* [Stated goal] Work through the data and report how many lines include the string "color", giving the number alone.

* [The data]
************

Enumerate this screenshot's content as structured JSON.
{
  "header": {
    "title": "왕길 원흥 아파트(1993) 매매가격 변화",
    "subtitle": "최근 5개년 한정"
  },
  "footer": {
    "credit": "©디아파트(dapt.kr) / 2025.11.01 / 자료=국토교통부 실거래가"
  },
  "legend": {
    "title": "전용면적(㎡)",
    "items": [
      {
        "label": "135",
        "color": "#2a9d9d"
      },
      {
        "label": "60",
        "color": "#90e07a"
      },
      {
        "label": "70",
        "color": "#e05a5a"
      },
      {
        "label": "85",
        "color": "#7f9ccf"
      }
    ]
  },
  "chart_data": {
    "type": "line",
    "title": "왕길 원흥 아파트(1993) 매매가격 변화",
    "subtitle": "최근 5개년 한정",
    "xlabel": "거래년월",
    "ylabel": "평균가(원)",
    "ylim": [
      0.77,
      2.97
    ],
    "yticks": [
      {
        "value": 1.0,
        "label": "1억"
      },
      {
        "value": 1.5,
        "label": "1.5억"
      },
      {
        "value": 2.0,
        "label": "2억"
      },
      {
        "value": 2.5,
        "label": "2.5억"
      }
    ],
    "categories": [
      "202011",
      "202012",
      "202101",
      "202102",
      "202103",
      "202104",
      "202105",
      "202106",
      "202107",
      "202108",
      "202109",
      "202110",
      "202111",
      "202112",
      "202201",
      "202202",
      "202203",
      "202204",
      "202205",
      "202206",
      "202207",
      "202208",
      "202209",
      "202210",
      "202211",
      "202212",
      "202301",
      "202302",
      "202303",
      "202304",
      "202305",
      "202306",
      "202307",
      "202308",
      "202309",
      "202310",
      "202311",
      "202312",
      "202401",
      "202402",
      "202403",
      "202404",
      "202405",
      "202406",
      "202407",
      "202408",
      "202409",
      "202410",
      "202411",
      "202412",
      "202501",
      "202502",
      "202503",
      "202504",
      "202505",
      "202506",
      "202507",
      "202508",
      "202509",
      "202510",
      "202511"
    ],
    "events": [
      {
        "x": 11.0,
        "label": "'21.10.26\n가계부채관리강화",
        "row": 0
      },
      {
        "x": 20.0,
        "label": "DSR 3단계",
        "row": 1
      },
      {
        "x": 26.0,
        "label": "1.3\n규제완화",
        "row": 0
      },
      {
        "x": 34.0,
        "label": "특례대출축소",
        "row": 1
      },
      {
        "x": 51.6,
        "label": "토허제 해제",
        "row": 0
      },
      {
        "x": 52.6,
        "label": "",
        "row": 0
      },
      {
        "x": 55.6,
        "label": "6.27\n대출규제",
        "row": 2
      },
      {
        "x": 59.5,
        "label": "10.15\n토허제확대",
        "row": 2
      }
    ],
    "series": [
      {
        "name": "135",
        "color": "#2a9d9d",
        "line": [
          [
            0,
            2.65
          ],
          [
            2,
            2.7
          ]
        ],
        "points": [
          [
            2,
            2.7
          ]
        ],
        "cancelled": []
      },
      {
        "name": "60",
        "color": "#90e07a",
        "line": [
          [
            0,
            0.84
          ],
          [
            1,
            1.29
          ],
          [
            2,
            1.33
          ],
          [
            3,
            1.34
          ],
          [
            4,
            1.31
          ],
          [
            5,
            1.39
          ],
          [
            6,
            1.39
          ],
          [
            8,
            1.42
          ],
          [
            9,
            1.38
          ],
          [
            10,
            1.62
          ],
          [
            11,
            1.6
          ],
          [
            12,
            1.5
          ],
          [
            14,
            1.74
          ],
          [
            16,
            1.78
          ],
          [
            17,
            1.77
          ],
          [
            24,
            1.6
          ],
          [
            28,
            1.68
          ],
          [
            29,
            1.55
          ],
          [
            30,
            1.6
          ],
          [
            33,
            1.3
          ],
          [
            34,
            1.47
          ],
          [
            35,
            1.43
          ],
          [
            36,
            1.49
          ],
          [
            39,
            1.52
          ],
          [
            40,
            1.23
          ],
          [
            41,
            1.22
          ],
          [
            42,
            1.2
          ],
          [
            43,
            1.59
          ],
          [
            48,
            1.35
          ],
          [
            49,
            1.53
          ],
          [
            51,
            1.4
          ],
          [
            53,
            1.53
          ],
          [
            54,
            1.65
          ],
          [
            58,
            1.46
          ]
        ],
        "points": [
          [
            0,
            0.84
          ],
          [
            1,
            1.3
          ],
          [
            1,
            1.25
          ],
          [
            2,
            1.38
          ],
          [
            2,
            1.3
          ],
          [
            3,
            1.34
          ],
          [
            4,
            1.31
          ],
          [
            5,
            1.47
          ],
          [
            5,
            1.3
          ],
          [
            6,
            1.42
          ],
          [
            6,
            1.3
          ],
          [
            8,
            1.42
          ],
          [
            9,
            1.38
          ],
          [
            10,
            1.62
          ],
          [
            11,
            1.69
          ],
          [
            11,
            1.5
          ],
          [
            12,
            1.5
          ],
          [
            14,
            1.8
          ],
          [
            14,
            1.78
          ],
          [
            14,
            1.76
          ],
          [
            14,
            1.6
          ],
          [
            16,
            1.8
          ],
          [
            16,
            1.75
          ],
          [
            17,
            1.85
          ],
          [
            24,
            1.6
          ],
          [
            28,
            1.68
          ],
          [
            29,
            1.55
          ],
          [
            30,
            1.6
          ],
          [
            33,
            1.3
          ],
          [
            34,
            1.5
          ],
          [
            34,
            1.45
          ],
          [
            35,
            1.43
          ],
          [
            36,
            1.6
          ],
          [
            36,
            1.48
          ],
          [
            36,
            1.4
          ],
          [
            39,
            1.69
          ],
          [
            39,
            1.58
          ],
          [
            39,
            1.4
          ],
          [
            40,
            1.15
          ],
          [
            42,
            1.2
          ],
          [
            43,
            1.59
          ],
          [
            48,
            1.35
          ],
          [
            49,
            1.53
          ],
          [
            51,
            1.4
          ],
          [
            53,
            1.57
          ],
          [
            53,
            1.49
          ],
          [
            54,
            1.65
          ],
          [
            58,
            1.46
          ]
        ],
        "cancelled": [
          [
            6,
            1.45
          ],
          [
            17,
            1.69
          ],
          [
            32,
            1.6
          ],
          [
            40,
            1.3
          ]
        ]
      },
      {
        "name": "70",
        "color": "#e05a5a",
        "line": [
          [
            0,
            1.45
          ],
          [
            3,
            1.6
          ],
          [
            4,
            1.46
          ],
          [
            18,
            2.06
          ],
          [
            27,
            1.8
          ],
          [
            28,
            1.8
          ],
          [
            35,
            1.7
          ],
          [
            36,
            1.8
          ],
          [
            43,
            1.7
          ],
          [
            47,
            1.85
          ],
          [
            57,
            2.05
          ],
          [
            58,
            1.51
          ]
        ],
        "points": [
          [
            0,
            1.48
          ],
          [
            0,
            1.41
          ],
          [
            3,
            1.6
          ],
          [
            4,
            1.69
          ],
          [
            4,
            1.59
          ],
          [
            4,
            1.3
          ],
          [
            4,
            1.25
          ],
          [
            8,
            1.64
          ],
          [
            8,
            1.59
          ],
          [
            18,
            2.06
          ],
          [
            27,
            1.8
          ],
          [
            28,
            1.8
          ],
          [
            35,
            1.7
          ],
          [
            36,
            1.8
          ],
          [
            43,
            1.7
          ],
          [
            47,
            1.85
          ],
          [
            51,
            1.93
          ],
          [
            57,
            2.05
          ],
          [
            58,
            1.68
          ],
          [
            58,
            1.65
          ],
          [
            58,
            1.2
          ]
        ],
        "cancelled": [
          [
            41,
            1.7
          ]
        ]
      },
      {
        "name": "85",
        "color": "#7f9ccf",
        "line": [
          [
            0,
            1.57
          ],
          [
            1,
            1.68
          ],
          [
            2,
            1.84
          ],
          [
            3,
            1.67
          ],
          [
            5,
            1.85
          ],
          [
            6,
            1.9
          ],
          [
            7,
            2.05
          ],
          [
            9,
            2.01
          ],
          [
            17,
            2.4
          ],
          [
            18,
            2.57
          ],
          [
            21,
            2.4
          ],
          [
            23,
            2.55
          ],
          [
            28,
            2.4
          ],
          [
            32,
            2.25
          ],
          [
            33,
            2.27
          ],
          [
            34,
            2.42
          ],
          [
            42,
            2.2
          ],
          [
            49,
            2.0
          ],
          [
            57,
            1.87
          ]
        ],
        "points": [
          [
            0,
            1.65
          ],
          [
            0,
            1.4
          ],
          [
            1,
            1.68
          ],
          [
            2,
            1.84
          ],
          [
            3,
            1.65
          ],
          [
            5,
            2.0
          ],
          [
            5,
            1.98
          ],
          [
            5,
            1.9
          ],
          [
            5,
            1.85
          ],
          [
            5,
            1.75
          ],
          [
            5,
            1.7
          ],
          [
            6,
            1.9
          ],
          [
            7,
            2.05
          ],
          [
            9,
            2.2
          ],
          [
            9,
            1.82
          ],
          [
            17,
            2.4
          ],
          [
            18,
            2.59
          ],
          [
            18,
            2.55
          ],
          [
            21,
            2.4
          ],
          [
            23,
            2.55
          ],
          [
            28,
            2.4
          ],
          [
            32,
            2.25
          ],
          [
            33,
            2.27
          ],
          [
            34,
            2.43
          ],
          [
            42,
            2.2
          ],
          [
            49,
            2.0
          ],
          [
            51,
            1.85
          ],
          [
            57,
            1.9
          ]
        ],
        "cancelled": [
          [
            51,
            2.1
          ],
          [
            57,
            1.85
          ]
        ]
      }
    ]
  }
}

************

* [Task output] 8